**WORK TO COMPLETE**
Count every line of the material that holds the string "name". Respond with the total only.

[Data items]
--- --- ---

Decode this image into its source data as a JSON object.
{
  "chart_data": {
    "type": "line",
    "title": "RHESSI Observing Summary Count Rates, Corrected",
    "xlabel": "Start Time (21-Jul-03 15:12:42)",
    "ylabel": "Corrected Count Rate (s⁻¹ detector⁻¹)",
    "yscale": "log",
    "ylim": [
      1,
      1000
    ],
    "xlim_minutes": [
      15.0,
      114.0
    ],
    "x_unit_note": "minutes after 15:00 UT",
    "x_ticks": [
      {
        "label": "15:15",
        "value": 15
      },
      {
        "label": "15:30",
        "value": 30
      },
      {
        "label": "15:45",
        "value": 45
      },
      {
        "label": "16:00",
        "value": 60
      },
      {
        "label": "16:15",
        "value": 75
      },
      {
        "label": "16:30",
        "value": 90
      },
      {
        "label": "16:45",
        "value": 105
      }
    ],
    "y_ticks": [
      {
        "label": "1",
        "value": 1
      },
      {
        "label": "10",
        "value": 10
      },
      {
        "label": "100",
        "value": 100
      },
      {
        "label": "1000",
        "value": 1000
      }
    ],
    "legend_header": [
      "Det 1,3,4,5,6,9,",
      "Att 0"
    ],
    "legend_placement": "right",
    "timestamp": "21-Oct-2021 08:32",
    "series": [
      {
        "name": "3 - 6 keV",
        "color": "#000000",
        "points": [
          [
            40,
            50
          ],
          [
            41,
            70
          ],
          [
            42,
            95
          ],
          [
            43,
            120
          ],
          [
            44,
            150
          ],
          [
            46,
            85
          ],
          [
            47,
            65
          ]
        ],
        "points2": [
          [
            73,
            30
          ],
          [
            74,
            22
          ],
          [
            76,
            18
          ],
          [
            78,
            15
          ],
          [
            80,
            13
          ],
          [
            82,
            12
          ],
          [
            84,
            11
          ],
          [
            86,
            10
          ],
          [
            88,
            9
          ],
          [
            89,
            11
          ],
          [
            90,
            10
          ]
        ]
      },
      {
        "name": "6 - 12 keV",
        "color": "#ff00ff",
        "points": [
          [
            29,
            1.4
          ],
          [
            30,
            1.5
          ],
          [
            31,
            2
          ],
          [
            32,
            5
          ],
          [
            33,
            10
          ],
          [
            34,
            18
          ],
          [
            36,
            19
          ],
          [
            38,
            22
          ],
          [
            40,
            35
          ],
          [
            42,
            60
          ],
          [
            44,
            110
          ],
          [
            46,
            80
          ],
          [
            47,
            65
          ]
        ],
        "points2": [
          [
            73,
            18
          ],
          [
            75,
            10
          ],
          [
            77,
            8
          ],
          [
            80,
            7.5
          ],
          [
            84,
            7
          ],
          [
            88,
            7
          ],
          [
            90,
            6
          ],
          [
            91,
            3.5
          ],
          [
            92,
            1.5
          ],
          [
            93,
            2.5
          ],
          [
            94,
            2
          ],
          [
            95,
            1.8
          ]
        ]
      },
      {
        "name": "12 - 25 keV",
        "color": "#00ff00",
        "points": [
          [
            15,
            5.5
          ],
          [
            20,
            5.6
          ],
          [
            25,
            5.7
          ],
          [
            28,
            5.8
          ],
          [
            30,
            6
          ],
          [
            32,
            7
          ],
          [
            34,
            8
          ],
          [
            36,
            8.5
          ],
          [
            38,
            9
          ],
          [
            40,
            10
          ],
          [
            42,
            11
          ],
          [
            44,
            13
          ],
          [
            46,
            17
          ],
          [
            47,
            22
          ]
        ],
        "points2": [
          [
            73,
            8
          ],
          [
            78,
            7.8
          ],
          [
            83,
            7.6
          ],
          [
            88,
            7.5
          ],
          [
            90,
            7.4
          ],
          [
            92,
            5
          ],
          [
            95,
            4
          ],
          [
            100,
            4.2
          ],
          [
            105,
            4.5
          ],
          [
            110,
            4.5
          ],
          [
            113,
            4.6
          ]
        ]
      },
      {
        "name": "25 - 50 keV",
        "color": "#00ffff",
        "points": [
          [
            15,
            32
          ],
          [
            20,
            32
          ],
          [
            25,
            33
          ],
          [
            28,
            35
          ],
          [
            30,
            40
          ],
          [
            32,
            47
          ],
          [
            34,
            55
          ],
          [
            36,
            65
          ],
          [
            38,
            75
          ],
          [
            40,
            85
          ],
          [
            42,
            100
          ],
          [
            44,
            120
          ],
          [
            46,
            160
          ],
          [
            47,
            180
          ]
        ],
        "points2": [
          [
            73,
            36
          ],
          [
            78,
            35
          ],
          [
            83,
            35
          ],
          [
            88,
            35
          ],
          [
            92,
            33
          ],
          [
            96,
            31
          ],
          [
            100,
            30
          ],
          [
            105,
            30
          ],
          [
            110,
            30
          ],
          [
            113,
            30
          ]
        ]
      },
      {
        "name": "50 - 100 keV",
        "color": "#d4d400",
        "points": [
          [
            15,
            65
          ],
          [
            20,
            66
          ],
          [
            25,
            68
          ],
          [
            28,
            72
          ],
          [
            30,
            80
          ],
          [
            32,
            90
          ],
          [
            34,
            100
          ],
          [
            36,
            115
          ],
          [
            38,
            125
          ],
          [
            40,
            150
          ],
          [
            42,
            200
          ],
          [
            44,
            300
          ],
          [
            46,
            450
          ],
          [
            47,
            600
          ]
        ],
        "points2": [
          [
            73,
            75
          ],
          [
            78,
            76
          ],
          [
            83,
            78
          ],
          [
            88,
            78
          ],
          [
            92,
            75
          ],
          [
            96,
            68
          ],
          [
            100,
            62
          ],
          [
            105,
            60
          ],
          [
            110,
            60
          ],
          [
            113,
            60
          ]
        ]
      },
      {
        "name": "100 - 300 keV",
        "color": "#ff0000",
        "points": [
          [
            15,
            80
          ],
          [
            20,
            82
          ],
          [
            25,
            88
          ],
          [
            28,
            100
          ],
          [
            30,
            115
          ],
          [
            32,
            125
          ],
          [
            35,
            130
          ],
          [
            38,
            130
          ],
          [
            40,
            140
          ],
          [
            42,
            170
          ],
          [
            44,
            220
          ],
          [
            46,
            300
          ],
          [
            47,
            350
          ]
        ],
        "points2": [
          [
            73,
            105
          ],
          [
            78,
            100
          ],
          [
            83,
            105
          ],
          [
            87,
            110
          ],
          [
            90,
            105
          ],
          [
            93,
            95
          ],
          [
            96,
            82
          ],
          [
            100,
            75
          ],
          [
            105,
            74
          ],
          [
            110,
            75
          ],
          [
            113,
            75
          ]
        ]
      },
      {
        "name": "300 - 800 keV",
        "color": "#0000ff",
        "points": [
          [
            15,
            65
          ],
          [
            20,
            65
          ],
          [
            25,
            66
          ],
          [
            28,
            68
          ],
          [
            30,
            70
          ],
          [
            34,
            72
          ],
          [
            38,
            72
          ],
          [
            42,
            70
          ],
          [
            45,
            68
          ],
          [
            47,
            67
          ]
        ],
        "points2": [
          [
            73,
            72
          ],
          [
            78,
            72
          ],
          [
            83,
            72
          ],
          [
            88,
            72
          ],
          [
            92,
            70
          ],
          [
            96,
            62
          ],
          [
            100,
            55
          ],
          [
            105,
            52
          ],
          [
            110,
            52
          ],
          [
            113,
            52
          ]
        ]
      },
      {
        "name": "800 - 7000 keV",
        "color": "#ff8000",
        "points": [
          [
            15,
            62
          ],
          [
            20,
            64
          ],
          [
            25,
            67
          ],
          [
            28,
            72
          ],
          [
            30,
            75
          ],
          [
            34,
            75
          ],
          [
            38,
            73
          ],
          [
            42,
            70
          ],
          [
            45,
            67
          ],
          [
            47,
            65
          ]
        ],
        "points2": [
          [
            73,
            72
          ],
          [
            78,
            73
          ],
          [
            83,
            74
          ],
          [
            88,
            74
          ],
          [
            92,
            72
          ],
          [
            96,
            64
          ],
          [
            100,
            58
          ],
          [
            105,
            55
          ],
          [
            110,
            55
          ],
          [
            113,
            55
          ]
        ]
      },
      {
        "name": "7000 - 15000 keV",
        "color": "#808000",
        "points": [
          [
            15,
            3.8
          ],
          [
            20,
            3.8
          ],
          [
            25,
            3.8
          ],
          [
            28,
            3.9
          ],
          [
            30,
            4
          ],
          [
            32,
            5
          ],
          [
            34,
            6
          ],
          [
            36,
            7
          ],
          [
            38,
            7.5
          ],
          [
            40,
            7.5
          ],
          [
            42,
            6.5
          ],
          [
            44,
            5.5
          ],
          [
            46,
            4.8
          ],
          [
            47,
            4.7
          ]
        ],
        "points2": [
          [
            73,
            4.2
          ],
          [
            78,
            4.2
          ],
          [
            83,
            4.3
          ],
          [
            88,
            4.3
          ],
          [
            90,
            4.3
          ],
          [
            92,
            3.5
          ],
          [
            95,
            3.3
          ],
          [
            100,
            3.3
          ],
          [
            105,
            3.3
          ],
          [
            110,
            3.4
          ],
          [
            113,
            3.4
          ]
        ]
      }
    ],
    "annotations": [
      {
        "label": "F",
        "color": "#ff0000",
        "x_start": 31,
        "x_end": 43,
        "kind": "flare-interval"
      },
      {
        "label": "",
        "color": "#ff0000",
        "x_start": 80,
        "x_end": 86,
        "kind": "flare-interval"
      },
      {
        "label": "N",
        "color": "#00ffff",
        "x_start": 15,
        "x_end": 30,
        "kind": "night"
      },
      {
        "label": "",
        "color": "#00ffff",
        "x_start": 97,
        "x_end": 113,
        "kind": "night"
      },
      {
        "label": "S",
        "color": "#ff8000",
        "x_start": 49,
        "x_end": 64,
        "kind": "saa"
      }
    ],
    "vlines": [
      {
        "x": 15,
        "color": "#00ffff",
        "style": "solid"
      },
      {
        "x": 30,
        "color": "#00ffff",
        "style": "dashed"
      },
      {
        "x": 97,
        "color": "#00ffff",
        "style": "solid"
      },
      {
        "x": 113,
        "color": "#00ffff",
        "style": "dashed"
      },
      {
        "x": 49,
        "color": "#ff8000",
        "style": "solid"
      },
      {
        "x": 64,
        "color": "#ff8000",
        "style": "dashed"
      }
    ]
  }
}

--- --- ---

**OUTPUT FOR THIS EXERCISE**
9